Challenge ::
Starting at the beginning of the rows and ending at the line that contains "option-label: 澳門店取 bbox=[518, 737, 659, 778]", write the lines out again, swapping every "option-label" for "choice-label" and leaving everything else unchanged.

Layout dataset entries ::
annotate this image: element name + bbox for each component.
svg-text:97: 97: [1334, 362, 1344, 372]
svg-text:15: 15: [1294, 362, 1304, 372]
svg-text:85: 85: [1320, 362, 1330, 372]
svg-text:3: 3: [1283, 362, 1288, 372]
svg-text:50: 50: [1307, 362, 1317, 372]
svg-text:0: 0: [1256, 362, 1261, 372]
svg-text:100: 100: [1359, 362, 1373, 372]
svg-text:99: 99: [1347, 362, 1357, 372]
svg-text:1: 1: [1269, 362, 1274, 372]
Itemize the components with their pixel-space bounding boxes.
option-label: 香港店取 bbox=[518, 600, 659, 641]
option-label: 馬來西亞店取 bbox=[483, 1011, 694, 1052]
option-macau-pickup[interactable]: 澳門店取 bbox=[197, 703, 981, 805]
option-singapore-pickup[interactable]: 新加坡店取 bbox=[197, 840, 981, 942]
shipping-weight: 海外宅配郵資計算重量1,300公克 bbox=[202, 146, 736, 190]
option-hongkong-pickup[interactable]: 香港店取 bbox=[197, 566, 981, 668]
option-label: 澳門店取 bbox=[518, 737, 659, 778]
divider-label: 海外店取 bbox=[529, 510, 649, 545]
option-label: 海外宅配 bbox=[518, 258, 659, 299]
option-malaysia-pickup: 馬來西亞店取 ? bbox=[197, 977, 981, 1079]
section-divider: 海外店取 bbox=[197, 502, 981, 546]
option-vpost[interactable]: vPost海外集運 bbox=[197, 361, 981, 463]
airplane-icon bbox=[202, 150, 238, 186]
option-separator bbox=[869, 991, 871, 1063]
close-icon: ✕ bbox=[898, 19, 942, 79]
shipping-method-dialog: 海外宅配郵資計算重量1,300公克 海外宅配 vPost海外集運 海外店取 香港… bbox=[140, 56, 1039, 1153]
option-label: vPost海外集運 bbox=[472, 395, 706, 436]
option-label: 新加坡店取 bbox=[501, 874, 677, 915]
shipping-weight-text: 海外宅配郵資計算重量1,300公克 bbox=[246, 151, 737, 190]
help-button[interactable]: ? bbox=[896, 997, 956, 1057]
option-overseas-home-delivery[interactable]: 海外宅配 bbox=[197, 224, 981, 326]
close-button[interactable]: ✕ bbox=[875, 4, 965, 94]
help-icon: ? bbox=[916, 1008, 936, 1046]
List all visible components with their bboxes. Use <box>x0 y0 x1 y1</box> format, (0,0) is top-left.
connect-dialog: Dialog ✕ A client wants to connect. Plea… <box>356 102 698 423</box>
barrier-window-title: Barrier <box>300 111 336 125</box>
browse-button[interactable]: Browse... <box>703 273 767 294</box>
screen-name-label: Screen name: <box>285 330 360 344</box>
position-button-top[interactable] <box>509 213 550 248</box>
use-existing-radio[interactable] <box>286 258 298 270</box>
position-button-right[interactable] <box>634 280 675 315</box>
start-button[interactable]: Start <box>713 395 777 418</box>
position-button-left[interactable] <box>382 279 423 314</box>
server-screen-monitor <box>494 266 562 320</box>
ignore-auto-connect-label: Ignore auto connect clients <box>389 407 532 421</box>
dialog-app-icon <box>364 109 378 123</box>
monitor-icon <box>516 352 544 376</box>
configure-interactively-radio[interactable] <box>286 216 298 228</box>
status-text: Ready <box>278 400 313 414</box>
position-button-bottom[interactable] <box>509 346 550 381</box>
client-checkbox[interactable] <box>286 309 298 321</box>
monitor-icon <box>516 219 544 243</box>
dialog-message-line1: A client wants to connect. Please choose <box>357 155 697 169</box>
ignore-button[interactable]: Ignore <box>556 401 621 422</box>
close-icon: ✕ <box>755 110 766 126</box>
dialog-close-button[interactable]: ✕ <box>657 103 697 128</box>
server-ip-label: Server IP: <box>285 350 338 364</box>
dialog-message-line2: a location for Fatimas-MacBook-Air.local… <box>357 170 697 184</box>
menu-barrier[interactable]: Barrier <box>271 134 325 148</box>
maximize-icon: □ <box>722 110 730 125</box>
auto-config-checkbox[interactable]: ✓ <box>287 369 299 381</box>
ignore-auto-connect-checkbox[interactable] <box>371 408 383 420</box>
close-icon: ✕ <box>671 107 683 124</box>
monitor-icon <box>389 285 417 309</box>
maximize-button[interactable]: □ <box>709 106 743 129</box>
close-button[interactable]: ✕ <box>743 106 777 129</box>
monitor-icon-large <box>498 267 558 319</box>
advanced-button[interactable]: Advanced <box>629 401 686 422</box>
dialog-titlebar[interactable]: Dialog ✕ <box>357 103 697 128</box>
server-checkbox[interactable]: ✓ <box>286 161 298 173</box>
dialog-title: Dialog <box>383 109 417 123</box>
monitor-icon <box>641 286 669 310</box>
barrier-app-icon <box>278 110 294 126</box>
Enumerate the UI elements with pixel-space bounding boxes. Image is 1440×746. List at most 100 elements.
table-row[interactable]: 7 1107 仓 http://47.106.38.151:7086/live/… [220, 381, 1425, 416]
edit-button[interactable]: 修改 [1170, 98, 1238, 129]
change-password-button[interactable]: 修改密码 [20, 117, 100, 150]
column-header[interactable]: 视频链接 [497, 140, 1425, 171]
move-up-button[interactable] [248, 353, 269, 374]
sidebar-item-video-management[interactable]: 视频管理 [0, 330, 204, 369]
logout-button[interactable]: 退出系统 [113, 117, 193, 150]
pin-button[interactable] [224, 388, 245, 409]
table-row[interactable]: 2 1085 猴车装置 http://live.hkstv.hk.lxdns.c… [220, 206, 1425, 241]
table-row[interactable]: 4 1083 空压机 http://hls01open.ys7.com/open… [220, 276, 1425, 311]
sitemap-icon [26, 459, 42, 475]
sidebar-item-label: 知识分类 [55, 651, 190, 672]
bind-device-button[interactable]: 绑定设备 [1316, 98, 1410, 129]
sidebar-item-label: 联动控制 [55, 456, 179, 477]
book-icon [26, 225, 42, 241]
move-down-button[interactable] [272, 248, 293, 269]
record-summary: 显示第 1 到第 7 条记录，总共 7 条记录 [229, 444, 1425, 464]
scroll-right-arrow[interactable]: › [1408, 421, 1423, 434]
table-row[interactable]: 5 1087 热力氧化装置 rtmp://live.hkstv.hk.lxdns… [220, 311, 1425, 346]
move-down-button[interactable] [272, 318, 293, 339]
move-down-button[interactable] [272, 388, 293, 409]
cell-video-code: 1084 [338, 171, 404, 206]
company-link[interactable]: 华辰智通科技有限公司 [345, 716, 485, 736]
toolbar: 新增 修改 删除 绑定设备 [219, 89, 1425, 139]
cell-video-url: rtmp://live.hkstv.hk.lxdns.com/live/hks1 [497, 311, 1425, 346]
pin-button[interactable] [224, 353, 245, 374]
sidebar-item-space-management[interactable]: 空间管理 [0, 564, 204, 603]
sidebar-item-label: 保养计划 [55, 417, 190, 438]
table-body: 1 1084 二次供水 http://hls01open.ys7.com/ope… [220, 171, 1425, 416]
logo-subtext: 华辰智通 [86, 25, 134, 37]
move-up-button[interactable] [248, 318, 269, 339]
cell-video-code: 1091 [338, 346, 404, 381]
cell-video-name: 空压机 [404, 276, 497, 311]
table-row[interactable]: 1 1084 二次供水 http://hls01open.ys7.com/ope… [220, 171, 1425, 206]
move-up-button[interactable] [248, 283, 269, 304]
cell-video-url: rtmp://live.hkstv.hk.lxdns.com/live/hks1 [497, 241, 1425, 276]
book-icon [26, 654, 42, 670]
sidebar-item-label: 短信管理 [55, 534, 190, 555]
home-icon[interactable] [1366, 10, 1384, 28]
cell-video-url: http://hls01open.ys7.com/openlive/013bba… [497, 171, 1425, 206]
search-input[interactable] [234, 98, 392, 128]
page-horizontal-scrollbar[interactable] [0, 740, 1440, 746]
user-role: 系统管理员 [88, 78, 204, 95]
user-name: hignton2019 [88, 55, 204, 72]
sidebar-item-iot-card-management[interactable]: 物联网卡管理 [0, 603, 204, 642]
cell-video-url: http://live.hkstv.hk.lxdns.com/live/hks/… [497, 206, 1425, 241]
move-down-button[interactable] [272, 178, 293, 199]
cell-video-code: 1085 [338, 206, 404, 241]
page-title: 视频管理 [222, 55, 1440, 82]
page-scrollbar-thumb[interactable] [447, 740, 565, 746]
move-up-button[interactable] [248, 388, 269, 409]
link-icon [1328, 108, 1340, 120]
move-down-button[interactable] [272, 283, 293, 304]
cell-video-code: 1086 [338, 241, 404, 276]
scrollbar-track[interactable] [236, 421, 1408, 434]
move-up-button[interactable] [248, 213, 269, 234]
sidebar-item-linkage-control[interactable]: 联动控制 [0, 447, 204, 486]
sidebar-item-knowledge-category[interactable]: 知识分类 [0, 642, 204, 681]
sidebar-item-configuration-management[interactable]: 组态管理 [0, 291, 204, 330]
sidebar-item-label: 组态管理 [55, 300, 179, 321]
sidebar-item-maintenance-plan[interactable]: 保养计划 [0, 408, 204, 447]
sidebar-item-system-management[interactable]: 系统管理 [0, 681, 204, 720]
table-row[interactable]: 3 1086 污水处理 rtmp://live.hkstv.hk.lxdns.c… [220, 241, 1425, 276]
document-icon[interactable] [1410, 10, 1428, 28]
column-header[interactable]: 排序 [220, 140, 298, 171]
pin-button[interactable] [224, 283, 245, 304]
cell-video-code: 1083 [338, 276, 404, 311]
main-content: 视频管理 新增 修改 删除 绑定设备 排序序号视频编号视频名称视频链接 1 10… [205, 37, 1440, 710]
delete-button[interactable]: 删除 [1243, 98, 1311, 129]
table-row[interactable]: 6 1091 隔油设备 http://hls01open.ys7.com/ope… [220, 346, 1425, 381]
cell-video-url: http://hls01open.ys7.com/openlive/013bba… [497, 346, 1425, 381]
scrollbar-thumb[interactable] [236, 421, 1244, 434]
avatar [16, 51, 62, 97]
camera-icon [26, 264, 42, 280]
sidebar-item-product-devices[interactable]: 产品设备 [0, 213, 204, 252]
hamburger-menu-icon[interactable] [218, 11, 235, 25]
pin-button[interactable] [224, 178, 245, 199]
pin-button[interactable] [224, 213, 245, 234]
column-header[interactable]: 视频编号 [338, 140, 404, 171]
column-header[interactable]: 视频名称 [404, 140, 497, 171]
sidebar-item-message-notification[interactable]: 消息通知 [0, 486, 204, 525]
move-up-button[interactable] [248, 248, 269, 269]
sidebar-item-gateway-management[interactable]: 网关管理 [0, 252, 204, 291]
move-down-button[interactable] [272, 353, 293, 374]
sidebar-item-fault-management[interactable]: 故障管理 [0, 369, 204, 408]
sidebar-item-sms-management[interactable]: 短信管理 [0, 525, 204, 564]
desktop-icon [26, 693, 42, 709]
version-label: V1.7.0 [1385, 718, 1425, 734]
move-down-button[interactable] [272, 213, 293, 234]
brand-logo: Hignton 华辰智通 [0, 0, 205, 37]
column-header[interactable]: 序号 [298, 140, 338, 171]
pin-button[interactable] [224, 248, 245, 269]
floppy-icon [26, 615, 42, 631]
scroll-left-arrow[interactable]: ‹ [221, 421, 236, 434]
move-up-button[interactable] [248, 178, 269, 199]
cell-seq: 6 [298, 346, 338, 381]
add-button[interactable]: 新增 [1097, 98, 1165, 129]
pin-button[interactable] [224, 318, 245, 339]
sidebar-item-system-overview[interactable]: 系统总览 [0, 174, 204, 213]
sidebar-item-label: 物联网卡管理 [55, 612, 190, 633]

The solution ::
annotate this image: element name + bbox for each component.
svg-text:97: 97: [1334, 362, 1344, 372]
svg-text:15: 15: [1294, 362, 1304, 372]
svg-text:85: 85: [1320, 362, 1330, 372]
svg-text:3: 3: [1283, 362, 1288, 372]
svg-text:50: 50: [1307, 362, 1317, 372]
svg-text:0: 0: [1256, 362, 1261, 372]
svg-text:100: 100: [1359, 362, 1373, 372]
svg-text:99: 99: [1347, 362, 1357, 372]
svg-text:1: 1: [1269, 362, 1274, 372]
Itemize the components with their pixel-space bounding boxes.
choice-label: 香港店取 bbox=[518, 600, 659, 641]
choice-label: 馬來西亞店取 bbox=[483, 1011, 694, 1052]
option-macau-pickup[interactable]: 澳門店取 bbox=[197, 703, 981, 805]
option-singapore-pickup[interactable]: 新加坡店取 bbox=[197, 840, 981, 942]
shipping-weight: 海外宅配郵資計算重量1,300公克 bbox=[202, 146, 736, 190]
option-hongkong-pickup[interactable]: 香港店取 bbox=[197, 566, 981, 668]
choice-label: 澳門店取 bbox=[518, 737, 659, 778]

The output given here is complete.